_STATED TASK_
Gather from the material every line that contains the string "phcp".

_DATA TO USE_
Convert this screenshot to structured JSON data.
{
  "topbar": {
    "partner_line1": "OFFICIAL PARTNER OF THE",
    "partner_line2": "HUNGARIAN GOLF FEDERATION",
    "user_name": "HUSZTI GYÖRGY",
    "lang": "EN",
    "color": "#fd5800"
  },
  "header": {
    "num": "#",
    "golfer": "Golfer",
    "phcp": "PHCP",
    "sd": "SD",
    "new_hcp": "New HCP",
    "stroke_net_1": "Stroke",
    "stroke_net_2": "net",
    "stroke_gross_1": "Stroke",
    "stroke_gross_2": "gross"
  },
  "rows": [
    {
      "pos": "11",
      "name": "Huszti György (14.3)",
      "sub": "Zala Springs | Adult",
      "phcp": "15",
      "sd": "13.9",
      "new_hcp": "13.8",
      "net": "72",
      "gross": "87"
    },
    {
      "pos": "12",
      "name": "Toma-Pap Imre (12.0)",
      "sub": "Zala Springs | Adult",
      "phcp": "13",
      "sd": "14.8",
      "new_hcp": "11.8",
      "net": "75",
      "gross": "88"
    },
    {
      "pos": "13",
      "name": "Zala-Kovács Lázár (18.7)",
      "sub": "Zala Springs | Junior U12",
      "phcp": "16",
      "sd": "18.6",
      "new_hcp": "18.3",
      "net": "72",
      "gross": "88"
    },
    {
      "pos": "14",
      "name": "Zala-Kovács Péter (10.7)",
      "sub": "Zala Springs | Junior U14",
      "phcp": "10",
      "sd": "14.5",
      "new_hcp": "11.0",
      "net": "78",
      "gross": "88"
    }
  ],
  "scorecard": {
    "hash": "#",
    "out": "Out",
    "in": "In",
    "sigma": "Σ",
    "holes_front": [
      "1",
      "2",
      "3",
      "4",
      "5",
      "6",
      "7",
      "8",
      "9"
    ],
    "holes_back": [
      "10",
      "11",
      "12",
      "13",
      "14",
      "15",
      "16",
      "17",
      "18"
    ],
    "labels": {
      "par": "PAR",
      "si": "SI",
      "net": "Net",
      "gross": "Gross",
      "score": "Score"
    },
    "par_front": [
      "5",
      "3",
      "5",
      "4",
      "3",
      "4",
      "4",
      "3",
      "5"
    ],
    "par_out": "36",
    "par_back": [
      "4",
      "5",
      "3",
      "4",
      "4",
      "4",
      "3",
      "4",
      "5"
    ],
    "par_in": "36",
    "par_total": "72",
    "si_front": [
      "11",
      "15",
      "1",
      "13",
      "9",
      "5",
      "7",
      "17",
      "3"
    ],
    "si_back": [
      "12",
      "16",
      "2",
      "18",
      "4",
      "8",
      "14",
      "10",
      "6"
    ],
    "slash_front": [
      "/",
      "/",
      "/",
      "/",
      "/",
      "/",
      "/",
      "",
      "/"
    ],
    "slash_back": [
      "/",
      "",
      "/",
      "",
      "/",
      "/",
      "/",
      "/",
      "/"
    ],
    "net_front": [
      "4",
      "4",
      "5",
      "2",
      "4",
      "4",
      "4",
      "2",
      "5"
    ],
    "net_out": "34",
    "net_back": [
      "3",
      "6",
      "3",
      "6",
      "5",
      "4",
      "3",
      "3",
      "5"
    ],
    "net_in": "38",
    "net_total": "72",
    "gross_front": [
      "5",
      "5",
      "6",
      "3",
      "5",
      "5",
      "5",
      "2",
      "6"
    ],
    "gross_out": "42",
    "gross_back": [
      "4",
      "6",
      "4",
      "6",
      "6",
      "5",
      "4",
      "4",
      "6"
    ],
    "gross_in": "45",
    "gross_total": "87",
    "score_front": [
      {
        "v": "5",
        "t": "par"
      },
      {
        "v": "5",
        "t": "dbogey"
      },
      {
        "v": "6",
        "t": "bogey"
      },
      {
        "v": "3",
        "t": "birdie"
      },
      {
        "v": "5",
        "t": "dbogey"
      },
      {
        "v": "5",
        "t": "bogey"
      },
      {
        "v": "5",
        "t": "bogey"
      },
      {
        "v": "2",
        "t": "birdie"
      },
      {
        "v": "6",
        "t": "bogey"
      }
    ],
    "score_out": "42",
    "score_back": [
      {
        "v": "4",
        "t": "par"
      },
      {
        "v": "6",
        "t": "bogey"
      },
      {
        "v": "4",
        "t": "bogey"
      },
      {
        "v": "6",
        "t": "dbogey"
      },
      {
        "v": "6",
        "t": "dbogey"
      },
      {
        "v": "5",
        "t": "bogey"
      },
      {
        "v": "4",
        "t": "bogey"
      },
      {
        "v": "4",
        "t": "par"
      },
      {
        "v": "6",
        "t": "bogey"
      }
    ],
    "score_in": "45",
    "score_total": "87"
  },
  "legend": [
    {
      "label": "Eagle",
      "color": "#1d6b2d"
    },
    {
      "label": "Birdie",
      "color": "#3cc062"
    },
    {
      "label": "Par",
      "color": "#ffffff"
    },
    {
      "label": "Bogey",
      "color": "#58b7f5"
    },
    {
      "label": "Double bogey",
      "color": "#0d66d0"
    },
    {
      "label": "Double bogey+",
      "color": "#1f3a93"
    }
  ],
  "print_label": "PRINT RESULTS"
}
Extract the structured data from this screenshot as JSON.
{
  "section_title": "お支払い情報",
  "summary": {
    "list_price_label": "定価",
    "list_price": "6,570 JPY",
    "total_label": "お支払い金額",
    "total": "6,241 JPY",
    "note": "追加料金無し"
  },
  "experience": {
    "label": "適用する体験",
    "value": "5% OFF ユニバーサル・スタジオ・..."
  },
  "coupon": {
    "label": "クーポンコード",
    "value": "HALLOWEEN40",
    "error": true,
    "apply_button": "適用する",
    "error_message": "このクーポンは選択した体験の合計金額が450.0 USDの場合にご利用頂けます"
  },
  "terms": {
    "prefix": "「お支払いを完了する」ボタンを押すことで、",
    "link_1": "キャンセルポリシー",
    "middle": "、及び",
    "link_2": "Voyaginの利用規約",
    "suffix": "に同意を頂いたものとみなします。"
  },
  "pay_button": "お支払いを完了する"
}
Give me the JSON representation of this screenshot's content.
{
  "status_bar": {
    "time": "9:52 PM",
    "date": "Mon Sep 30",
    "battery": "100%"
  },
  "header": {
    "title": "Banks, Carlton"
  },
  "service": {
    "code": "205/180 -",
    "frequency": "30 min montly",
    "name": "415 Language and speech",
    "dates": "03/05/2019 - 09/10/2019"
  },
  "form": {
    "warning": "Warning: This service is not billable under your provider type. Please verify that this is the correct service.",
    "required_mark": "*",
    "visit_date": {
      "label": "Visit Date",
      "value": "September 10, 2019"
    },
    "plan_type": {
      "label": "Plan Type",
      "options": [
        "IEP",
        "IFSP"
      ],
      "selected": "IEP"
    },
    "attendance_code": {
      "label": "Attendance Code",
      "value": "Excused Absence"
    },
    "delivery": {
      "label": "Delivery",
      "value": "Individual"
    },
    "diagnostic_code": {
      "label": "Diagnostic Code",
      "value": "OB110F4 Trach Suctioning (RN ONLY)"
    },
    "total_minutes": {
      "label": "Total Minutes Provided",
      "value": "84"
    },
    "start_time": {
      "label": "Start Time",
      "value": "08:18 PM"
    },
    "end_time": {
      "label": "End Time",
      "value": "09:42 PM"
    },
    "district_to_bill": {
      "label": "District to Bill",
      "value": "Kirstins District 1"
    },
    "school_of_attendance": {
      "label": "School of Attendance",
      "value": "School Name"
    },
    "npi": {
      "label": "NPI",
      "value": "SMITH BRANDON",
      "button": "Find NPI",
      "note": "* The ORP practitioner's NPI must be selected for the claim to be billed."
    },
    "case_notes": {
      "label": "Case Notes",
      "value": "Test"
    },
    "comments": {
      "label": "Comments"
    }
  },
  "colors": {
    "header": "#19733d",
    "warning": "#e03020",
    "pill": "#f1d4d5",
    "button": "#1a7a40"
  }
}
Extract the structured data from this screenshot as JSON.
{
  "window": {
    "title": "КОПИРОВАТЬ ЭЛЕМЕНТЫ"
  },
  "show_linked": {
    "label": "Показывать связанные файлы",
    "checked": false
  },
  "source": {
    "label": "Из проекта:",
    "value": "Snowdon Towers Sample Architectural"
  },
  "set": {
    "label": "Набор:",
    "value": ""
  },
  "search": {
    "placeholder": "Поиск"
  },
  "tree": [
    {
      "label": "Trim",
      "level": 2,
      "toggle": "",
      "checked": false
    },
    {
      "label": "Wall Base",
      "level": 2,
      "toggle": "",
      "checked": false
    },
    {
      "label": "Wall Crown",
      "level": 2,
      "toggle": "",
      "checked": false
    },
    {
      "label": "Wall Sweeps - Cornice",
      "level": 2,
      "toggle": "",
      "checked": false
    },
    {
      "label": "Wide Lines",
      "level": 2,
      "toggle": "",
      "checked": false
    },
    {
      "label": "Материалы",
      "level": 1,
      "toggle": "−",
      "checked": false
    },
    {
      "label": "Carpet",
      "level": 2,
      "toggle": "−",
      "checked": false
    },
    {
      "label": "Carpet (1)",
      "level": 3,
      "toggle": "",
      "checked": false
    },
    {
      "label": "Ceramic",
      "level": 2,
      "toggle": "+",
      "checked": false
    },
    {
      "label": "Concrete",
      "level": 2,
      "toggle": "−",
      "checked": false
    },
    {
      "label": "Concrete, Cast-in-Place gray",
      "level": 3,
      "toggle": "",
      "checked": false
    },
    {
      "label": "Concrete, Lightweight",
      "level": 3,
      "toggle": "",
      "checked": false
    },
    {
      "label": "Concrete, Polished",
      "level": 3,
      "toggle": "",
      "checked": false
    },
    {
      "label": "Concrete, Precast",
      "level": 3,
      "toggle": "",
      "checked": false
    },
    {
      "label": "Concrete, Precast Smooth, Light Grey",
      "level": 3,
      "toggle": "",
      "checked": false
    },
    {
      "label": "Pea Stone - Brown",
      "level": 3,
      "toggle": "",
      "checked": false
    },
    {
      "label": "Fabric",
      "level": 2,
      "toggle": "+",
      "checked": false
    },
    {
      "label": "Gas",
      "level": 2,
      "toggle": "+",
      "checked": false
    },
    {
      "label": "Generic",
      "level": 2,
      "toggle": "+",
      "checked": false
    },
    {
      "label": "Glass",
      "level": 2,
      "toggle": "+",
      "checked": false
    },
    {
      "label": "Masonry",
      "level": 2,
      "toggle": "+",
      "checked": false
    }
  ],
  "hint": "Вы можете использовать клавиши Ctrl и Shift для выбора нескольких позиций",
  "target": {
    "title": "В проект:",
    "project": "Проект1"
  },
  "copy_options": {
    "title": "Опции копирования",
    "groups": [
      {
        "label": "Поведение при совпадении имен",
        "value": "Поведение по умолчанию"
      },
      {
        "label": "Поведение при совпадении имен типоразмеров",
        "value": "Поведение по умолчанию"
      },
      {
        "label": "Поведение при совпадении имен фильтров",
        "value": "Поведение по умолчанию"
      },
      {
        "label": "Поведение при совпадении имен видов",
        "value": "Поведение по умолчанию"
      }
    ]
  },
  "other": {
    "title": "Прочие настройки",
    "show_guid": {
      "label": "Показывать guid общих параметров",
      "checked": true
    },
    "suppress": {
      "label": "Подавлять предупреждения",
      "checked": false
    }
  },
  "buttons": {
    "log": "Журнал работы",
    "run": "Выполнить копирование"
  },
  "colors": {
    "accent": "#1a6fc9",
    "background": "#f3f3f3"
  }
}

_WRITTEN ANSWER_
    "phcp": "PHCP",
      "phcp": "15",
      "phcp": "13",
      "phcp": "16",
      "phcp": "10",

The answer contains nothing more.